Input |

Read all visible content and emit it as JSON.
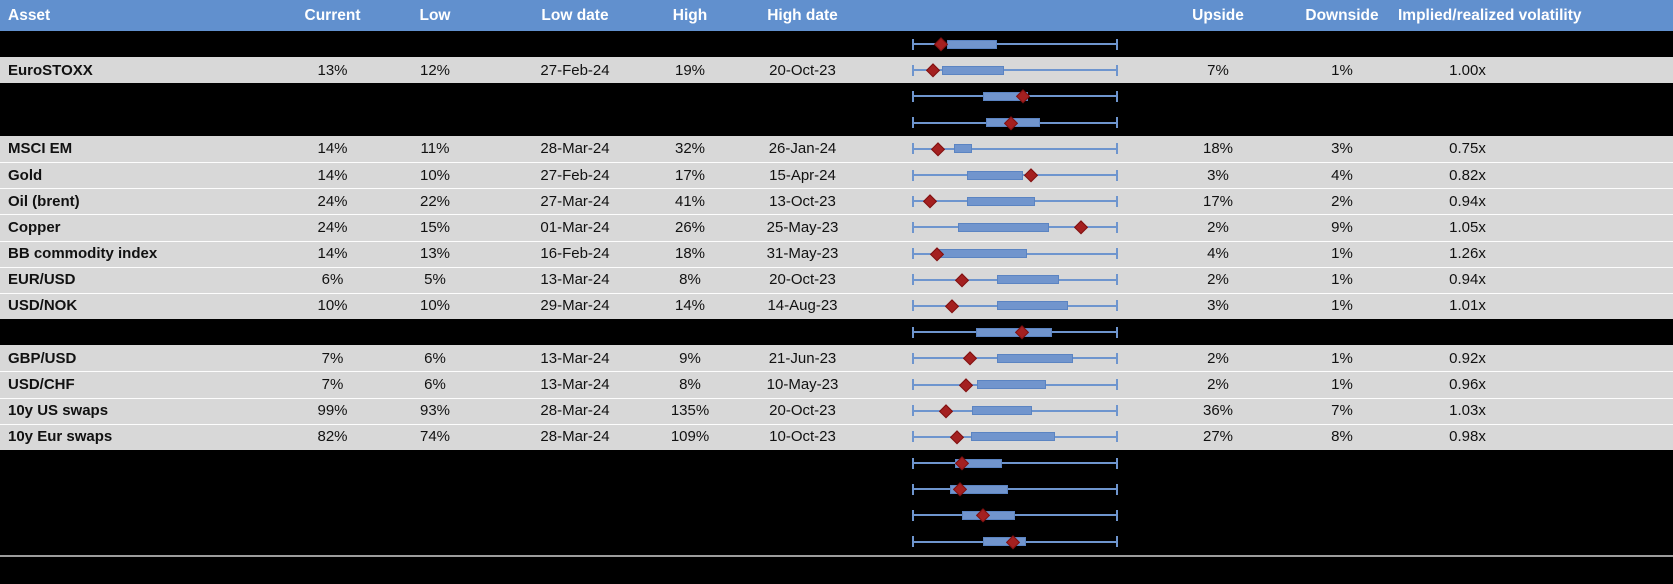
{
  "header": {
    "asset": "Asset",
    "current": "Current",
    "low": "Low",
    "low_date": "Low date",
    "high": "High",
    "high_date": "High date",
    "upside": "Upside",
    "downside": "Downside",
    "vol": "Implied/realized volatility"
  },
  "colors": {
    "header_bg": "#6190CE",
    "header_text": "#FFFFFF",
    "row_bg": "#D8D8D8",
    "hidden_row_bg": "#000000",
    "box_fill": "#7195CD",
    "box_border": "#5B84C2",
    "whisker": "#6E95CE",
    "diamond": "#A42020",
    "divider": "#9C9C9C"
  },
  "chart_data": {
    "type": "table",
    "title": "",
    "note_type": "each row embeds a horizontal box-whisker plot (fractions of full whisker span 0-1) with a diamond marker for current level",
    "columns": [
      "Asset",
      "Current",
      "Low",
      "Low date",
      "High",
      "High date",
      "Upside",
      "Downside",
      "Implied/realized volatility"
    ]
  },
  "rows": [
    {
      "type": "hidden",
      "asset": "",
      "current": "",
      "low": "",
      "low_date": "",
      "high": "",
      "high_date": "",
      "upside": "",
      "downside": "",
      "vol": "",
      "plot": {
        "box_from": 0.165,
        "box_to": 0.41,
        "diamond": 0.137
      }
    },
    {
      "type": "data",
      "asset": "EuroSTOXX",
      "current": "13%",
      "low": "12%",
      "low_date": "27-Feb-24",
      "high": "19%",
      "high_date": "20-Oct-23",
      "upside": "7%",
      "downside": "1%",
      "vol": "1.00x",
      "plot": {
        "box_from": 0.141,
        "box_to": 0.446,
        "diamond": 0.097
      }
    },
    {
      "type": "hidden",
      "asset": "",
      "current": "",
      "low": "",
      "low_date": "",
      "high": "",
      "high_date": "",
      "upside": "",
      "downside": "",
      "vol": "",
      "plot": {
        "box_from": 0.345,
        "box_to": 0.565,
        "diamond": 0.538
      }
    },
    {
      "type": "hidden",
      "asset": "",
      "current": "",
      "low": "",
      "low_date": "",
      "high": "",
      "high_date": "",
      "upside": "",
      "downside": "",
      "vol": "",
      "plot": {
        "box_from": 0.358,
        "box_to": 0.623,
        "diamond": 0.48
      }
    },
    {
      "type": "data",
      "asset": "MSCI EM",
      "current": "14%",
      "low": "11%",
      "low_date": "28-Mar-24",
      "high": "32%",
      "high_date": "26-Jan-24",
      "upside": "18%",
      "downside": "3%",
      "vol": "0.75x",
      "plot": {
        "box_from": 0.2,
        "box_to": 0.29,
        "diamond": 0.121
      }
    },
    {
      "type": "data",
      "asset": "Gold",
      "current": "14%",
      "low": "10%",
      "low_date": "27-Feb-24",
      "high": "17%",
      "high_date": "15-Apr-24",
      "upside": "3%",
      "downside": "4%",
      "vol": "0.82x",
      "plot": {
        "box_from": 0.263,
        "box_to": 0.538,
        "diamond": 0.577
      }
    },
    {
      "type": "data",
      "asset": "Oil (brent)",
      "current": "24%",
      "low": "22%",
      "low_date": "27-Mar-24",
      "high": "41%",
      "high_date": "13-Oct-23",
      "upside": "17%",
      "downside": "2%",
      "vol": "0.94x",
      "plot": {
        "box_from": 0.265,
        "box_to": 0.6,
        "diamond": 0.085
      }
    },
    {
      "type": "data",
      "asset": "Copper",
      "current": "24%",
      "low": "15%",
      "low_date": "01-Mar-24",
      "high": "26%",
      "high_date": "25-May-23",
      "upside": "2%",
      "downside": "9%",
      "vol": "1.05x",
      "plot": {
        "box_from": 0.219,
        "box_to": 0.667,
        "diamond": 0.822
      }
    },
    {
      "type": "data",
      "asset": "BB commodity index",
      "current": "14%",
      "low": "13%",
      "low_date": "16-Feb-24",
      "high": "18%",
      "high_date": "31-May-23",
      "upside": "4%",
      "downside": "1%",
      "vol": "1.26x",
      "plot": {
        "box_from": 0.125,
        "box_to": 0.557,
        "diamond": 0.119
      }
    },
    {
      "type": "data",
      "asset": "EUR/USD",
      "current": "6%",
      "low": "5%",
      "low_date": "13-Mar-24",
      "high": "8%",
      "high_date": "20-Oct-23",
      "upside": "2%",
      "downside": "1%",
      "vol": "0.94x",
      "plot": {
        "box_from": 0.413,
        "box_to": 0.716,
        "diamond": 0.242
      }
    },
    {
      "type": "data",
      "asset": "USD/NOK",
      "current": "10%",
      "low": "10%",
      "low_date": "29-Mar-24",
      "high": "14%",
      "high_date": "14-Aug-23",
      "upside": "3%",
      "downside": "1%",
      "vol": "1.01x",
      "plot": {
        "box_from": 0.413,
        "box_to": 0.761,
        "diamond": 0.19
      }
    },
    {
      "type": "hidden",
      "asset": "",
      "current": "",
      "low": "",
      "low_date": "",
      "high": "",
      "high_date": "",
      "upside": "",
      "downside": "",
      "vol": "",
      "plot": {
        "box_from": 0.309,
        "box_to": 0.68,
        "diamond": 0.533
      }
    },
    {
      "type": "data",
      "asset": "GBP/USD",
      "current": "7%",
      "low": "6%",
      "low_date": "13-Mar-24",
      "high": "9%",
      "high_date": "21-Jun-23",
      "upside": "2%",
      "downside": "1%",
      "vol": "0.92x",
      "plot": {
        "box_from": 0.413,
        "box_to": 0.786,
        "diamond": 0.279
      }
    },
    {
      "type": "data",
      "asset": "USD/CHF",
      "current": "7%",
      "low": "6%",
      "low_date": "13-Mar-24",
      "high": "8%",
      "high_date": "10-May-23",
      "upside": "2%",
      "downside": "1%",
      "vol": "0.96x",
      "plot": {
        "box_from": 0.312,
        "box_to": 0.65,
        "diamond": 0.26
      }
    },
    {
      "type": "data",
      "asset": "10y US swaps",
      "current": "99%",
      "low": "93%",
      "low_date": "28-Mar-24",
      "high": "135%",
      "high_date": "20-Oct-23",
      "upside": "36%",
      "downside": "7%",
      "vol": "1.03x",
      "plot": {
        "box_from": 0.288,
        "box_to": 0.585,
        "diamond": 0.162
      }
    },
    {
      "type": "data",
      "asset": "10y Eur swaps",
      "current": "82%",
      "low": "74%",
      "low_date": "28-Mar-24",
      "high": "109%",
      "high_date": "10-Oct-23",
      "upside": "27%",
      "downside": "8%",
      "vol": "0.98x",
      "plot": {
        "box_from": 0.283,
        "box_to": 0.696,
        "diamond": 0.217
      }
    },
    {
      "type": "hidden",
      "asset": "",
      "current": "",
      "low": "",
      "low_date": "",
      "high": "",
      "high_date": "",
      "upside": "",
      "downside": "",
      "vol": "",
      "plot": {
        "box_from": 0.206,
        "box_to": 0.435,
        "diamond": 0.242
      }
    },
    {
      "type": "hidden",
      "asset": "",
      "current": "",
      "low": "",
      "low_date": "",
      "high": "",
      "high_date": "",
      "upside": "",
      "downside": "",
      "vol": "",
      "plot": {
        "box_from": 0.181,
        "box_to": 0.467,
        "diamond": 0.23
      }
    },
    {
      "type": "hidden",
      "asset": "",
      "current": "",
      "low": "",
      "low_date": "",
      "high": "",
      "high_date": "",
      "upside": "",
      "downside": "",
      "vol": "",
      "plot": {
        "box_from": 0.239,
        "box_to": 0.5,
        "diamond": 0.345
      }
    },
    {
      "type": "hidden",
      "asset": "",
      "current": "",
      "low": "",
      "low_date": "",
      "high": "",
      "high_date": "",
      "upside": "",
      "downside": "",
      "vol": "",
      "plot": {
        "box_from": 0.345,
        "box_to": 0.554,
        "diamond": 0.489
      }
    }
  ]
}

What the task asks |
Set the data above down again exactly as given, with no pictures.

Correct answer |
Read all visible content and emit it as JSON.
{
  "header": {
    "asset": "Asset",
    "current": "Current",
    "low": "Low",
    "low_date": "Low date",
    "high": "High",
    "high_date": "High date",
    "upside": "Upside",
    "downside": "Downside",
    "vol": "Implied/realized volatility"
  },
  "colors": {
    "header_bg": "#6190CE",
    "header_text": "#FFFFFF",
    "row_bg": "#D8D8D8",
    "hidden_row_bg": "#000000",
    "box_fill": "#7195CD",
    "box_border": "#5B84C2",
    "whisker": "#6E95CE",
    "diamond": "#A42020",
    "divider": "#9C9C9C"
  },
  "chart_data": {
    "type": "table",
    "title": "",
    "note_type": "each row embeds a horizontal box-whisker plot (fractions of full whisker span 0-1) with a diamond marker for current level",
    "columns": [
      "Asset",
      "Current",
      "Low",
      "Low date",
      "High",
      "High date",
      "Upside",
      "Downside",
      "Implied/realized volatility"
    ]
  },
  "rows": [
    {
      "type": "hidden",
      "asset": "",
      "current": "",
      "low": "",
      "low_date": "",
      "high": "",
      "high_date": "",
      "upside": "",
      "downside": "",
      "vol": "",
      "plot": {
        "box_from": 0.165,
        "box_to": 0.41,
        "diamond": 0.137
      }
    },
    {
      "type": "data",
      "asset": "EuroSTOXX",
      "current": "13%",
      "low": "12%",
      "low_date": "27-Feb-24",
      "high": "19%",
      "high_date": "20-Oct-23",
      "upside": "7%",
      "downside": "1%",
      "vol": "1.00x",
      "plot": {
        "box_from": 0.141,
        "box_to": 0.446,
        "diamond": 0.097
      }
    },
    {
      "type": "hidden",
      "asset": "",
      "current": "",
      "low": "",
      "low_date": "",
      "high": "",
      "high_date": "",
      "upside": "",
      "downside": "",
      "vol": "",
      "plot": {
        "box_from": 0.345,
        "box_to": 0.565,
        "diamond": 0.538
      }
    },
    {
      "type": "hidden",
      "asset": "",
      "current": "",
      "low": "",
      "low_date": "",
      "high": "",
      "high_date": "",
      "upside": "",
      "downside": "",
      "vol": "",
      "plot": {
        "box_from": 0.358,
        "box_to": 0.623,
        "diamond": 0.48
      }
    },
    {
      "type": "data",
      "asset": "MSCI EM",
      "current": "14%",
      "low": "11%",
      "low_date": "28-Mar-24",
      "high": "32%",
      "high_date": "26-Jan-24",
      "upside": "18%",
      "downside": "3%",
      "vol": "0.75x",
      "plot": {
        "box_from": 0.2,
        "box_to": 0.29,
        "diamond": 0.121
      }
    },
    {
      "type": "data",
      "asset": "Gold",
      "current": "14%",
      "low": "10%",
      "low_date": "27-Feb-24",
      "high": "17%",
      "high_date": "15-Apr-24",
      "upside": "3%",
      "downside": "4%",
      "vol": "0.82x",
      "plot": {
        "box_from": 0.263,
        "box_to": 0.538,
        "diamond": 0.577
      }
    },
    {
      "type": "data",
      "asset": "Oil (brent)",
      "current": "24%",
      "low": "22%",
      "low_date": "27-Mar-24",
      "high": "41%",
      "high_date": "13-Oct-23",
      "upside": "17%",
      "downside": "2%",
      "vol": "0.94x",
      "plot": {
        "box_from": 0.265,
        "box_to": 0.6,
        "diamond": 0.085
      }
    },
    {
      "type": "data",
      "asset": "Copper",
      "current": "24%",
      "low": "15%",
      "low_date": "01-Mar-24",
      "high": "26%",
      "high_date": "25-May-23",
      "upside": "2%",
      "downside": "9%",
      "vol": "1.05x",
      "plot": {
        "box_from": 0.219,
        "box_to": 0.667,
        "diamond": 0.822
      }
    },
    {
      "type": "data",
      "asset": "BB commodity index",
      "current": "14%",
      "low": "13%",
      "low_date": "16-Feb-24",
      "high": "18%",
      "high_date": "31-May-23",
      "upside": "4%",
      "downside": "1%",
      "vol": "1.26x",
      "plot": {
        "box_from": 0.125,
        "box_to": 0.557,
        "diamond": 0.119
      }
    },
    {
      "type": "data",
      "asset": "EUR/USD",
      "current": "6%",
      "low": "5%",
      "low_date": "13-Mar-24",
      "high": "8%",
      "high_date": "20-Oct-23",
      "upside": "2%",
      "downside": "1%",
      "vol": "0.94x",
      "plot": {
        "box_from": 0.413,
        "box_to": 0.716,
        "diamond": 0.242
      }
    },
    {
      "type": "data",
      "asset": "USD/NOK",
      "current": "10%",
      "low": "10%",
      "low_date": "29-Mar-24",
      "high": "14%",
      "high_date": "14-Aug-23",
      "upside": "3%",
      "downside": "1%",
      "vol": "1.01x",
      "plot": {
        "box_from": 0.413,
        "box_to": 0.761,
        "diamond": 0.19
      }
    },
    {
      "type": "hidden",
      "asset": "",
      "current": "",
      "low": "",
      "low_date": "",
      "high": "",
      "high_date": "",
      "upside": "",
      "downside": "",
      "vol": "",
      "plot": {
        "box_from": 0.309,
        "box_to": 0.68,
        "diamond": 0.533
      }
    },
    {
      "type": "data",
      "asset": "GBP/USD",
      "current": "7%",
      "low": "6%",
      "low_date": "13-Mar-24",
      "high": "9%",
      "high_date": "21-Jun-23",
      "upside": "2%",
      "downside": "1%",
      "vol": "0.92x",
      "plot": {
        "box_from": 0.413,
        "box_to": 0.786,
        "diamond": 0.279
      }
    },
    {
      "type": "data",
      "asset": "USD/CHF",
      "current": "7%",
      "low": "6%",
      "low_date": "13-Mar-24",
      "high": "8%",
      "high_date": "10-May-23",
      "upside": "2%",
      "downside": "1%",
      "vol": "0.96x",
      "plot": {
        "box_from": 0.312,
        "box_to": 0.65,
        "diamond": 0.26
      }
    },
    {
      "type": "data",
      "asset": "10y US swaps",
      "current": "99%",
      "low": "93%",
      "low_date": "28-Mar-24",
      "high": "135%",
      "high_date": "20-Oct-23",
      "upside": "36%",
      "downside": "7%",
      "vol": "1.03x",
      "plot": {
        "box_from": 0.288,
        "box_to": 0.585,
        "diamond": 0.162
      }
    },
    {
      "type": "data",
      "asset": "10y Eur swaps",
      "current": "82%",
      "low": "74%",
      "low_date": "28-Mar-24",
      "high": "109%",
      "high_date": "10-Oct-23",
      "upside": "27%",
      "downside": "8%",
      "vol": "0.98x",
      "plot": {
        "box_from": 0.283,
        "box_to": 0.696,
        "diamond": 0.217
      }
    },
    {
      "type": "hidden",
      "asset": "",
      "current": "",
      "low": "",
      "low_date": "",
      "high": "",
      "high_date": "",
      "upside": "",
      "downside": "",
      "vol": "",
      "plot": {
        "box_from": 0.206,
        "box_to": 0.435,
        "diamond": 0.242
      }
    },
    {
      "type": "hidden",
      "asset": "",
      "current": "",
      "low": "",
      "low_date": "",
      "high": "",
      "high_date": "",
      "upside": "",
      "downside": "",
      "vol": "",
      "plot": {
        "box_from": 0.181,
        "box_to": 0.467,
        "diamond": 0.23
      }
    },
    {
      "type": "hidden",
      "asset": "",
      "current": "",
      "low": "",
      "low_date": "",
      "high": "",
      "high_date": "",
      "upside": "",
      "downside": "",
      "vol": "",
      "plot": {
        "box_from": 0.239,
        "box_to": 0.5,
        "diamond": 0.345
      }
    },
    {
      "type": "hidden",
      "asset": "",
      "current": "",
      "low": "",
      "low_date": "",
      "high": "",
      "high_date": "",
      "upside": "",
      "downside": "",
      "vol": "",
      "plot": {
        "box_from": 0.345,
        "box_to": 0.554,
        "diamond": 0.489
      }
    }
  ]
}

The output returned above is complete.